═══ Provided passage
London - since it is the closest city to me a dream to come true, the tower would finally give London a landmark that it is worth talking about instead of a barely 300m building, which looks nice, but cannot compete with what is going on elsewhere.
Tokyo - Tokyo like London has far too low skyscrapers for the importance of the city. The skytree showed what Tokyo could be capable of and all these visionary projects scream for Tokyo to finally build a Mega-Tower for godzilla to climb.
Beijing - Beijing is late for the skyscraper race, but with the coming CBD a lot can happen. The importance of the city may push it in the eyes of the investors and media, since cities like Shenzhen may be under the radar for many.
Dubai - an obvious candidate as a playground for supertall craziness
Elsewhere - Hong Kong, Chicago, Guangzhou, Shenzhen don't seem to unlikely to me as well


----------



## wjfox (Nov 1, 2002)

My previous map was inaccurate.

This one is correct:


----------



## bbcwallander (Mar 22, 2013)

MUHA said:


> I hope to see it rising in NYC, the big apple, just across the statue of liberty, in the land of prosperity, big dreams and fair chances. This should be a small gift from people of earth to the country that invented airplanes, sent humans to walk the moon, and created internet. God bless the USA.


The internet was invented in the UK, come to think of it, so was the USA!


----------



## krkseg1ops (Mar 19, 2009)

*del*


----------



## Erlenberg (Mar 17, 2013)

ZZ-II said:


> Paris itself has just over 2 million habitants, not 10 million. Just the suburbs make it that big.
> And the metro area of london has 15 million people ^^


Well, London municipality (Greater London) is 1 572 km² while Paris municipality is 105 km² ... we can't compare ! 

calculate population with city proper is a nonsense : Berlin would be bigger than Paris, and Bremen bigger than Nuremberg nuts ...

And metropolitan area represents only labor pool, not the city (and it changes significantly according to the reference).
The only really occurate census data is urban area (=city+agglomeration)


----------



## iveman94 (Oct 16, 2011)

Ok, but I don't understand what is Moscow doing in this rating. It is not major political cultural or economical centre of the world, not even Europe...


----------



## Nikonov_Ivan (Aug 25, 2011)

^^ Moscow is major city in Eastern Europe and one of the most powerful cities in Europe. Also, it's skyline( financial district, I mean) is rather interesting, so, such building maybe could fit it. 
Anyway, Moscow is well-known all over the world, that is why we can call it global city, also.


----------



## The-Real-Link (Oct 9, 2004)

I picked Dubai only for the reason that the generally tallest buildings are already there, even if the economy is still developing (compared to NYC for example).
══════
═══ Recorded data
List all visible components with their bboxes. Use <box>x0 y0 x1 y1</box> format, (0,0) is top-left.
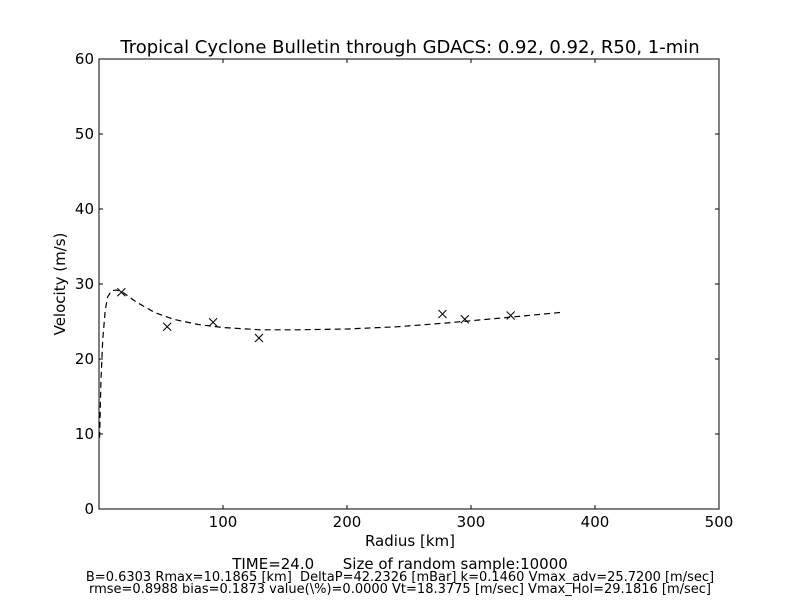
══════
→ **Instructions to follow**:
In the forum thread, why does the reply to the Paris population claim say London and Paris cannot be compared by their municipal populations? Answer in one to three sentences.

→ **Expected answer**:
The two municipalities cover very different areas: Greater London is 1,572 km², while the Paris municipality is only 105 km². The reply adds that counting by city proper would make Berlin bigger than Paris and Bremen bigger than Nuremberg.